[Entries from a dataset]
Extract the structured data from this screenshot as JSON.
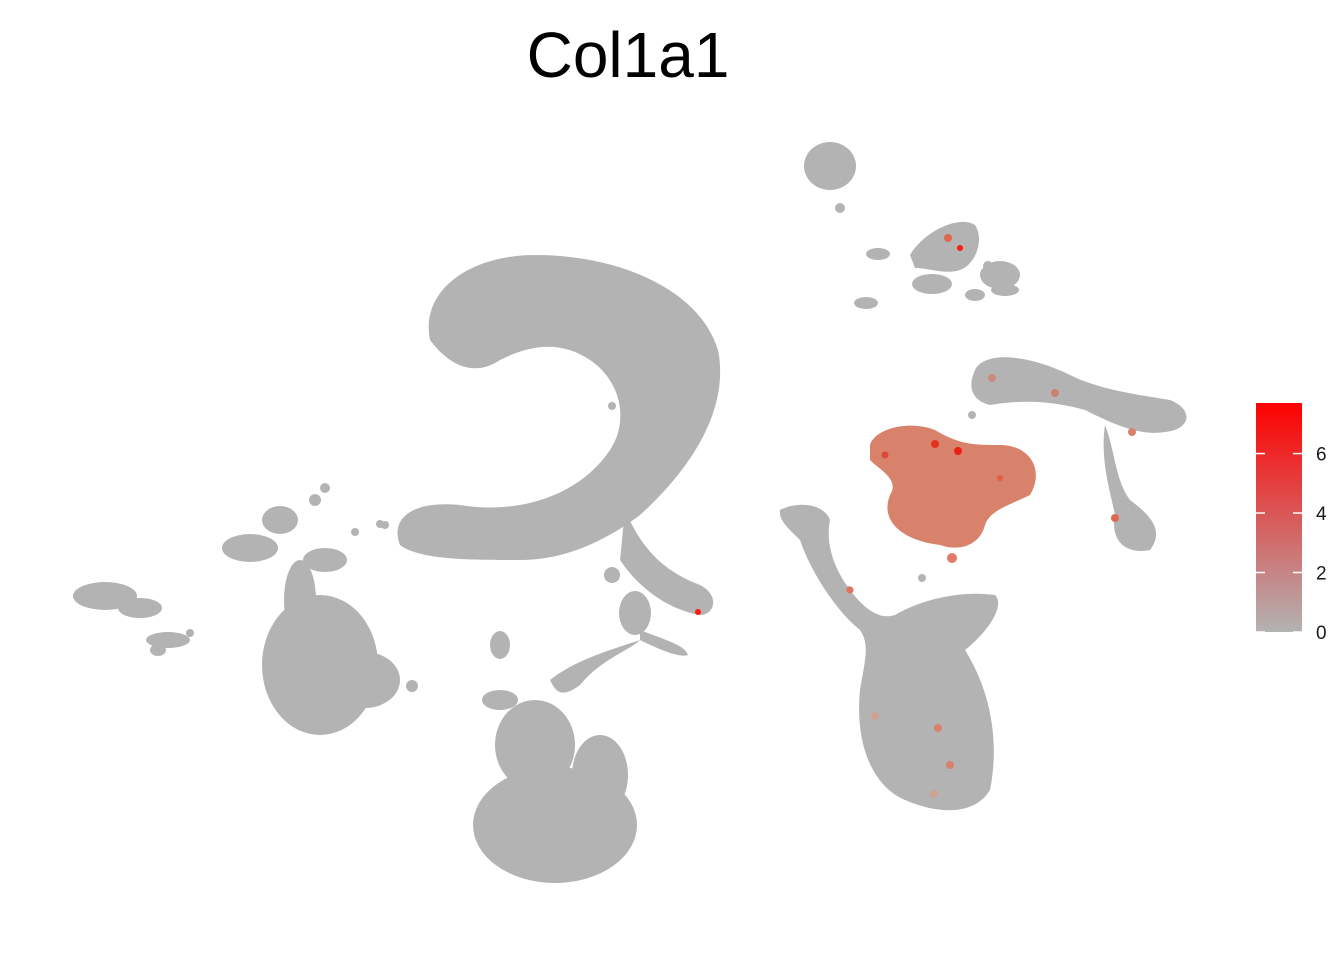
{
  "chart_data": {
    "type": "scatter",
    "title": "Col1a1",
    "xlabel": "",
    "ylabel": "",
    "grid": false,
    "legend_position": "right",
    "point_color_low": "#b3b3b3",
    "point_color_high": "#ff0000",
    "colorbar": {
      "min": 0,
      "max": 7.7,
      "ticks": [
        0,
        2,
        4,
        6
      ],
      "tick_labels": [
        "0",
        "2",
        "4",
        "6"
      ],
      "low_color": "#b3b3b3",
      "high_color": "#ff0000"
    },
    "clusters": [
      {
        "id": "far-left-small",
        "expression": 0
      },
      {
        "id": "left-large",
        "expression": 0
      },
      {
        "id": "crescent-upper",
        "expression": 0
      },
      {
        "id": "center-bottom",
        "expression": 0
      },
      {
        "id": "center-bridge",
        "expression": 0
      },
      {
        "id": "top-right-small",
        "expression": 0
      },
      {
        "id": "top-right-ring",
        "expression": 0.4
      },
      {
        "id": "right-elongated",
        "expression": 0.5
      },
      {
        "id": "fibroblast-col1a1-high",
        "expression": 3.2
      },
      {
        "id": "right-bottom-large",
        "expression": 0.05
      }
    ]
  }
}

__AIM OF THE EXERCISE__
Copy the records exactly as they appear, excluding images.

__OUTPUT OF THE TASK__
Extract the structured data from this screenshot as JSON.
{
  "chart_data": {
    "type": "scatter",
    "title": "Col1a1",
    "xlabel": "",
    "ylabel": "",
    "grid": false,
    "legend_position": "right",
    "point_color_low": "#b3b3b3",
    "point_color_high": "#ff0000",
    "colorbar": {
      "min": 0,
      "max": 7.7,
      "ticks": [
        0,
        2,
        4,
        6
      ],
      "tick_labels": [
        "0",
        "2",
        "4",
        "6"
      ],
      "low_color": "#b3b3b3",
      "high_color": "#ff0000"
    },
    "clusters": [
      {
        "id": "far-left-small",
        "expression": 0
      },
      {
        "id": "left-large",
        "expression": 0
      },
      {
        "id": "crescent-upper",
        "expression": 0
      },
      {
        "id": "center-bottom",
        "expression": 0
      },
      {
        "id": "center-bridge",
        "expression": 0
      },
      {
        "id": "top-right-small",
        "expression": 0
      },
      {
        "id": "top-right-ring",
        "expression": 0.4
      },
      {
        "id": "right-elongated",
        "expression": 0.5
      },
      {
        "id": "fibroblast-col1a1-high",
        "expression": 3.2
      },
      {
        "id": "right-bottom-large",
        "expression": 0.05
      }
    ]
  }
}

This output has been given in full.